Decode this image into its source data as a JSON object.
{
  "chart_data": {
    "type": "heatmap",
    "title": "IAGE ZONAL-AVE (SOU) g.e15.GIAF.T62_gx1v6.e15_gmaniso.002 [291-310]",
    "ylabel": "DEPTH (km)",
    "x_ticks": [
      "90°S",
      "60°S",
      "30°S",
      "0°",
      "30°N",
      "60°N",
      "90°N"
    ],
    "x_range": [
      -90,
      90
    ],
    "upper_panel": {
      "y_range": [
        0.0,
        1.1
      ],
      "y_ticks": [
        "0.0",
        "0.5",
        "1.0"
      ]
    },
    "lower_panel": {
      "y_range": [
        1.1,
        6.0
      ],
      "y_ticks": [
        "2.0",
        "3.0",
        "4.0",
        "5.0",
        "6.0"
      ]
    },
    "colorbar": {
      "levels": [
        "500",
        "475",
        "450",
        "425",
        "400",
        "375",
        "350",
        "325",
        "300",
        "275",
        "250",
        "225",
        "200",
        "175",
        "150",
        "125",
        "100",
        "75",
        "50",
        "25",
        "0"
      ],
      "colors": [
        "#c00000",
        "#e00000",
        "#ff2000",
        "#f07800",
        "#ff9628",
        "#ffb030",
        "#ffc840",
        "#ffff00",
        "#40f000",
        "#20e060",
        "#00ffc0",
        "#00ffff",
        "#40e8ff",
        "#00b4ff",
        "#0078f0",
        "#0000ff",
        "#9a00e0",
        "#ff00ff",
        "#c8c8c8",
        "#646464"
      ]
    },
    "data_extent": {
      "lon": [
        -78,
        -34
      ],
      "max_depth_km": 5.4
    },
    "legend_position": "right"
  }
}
....................
Return the entries above exactly, each one complete.

WRITTEN SOLUTION:
Decode this image into its source data as a JSON object.
{
  "chart_data": {
    "type": "heatmap",
    "title": "IAGE ZONAL-AVE (SOU) g.e15.GIAF.T62_gx1v6.e15_gmaniso.002 [291-310]",
    "ylabel": "DEPTH (km)",
    "x_ticks": [
      "90°S",
      "60°S",
      "30°S",
      "0°",
      "30°N",
      "60°N",
      "90°N"
    ],
    "x_range": [
      -90,
      90
    ],
    "upper_panel": {
      "y_range": [
        0.0,
        1.1
      ],
      "y_ticks": [
        "0.0",
        "0.5",
        "1.0"
      ]
    },
    "lower_panel": {
      "y_range": [
        1.1,
        6.0
      ],
      "y_ticks": [
        "2.0",
        "3.0",
        "4.0",
        "5.0",
        "6.0"
      ]
    },
    "colorbar": {
      "levels": [
        "500",
        "475",
        "450",
        "425",
        "400",
        "375",
        "350",
        "325",
        "300",
        "275",
        "250",
        "225",
        "200",
        "175",
        "150",
        "125",
        "100",
        "75",
        "50",
        "25",
        "0"
      ],
      "colors": [
        "#c00000",
        "#e00000",
        "#ff2000",
        "#f07800",
        "#ff9628",
        "#ffb030",
        "#ffc840",
        "#ffff00",
        "#40f000",
        "#20e060",
        "#00ffc0",
        "#00ffff",
        "#40e8ff",
        "#00b4ff",
        "#0078f0",
        "#0000ff",
        "#9a00e0",
        "#ff00ff",
        "#c8c8c8",
        "#646464"
      ]
    },
    "data_extent": {
      "lon": [
        -78,
        -34
      ],
      "max_depth_km": 5.4
    },
    "legend_position": "right"
  }
}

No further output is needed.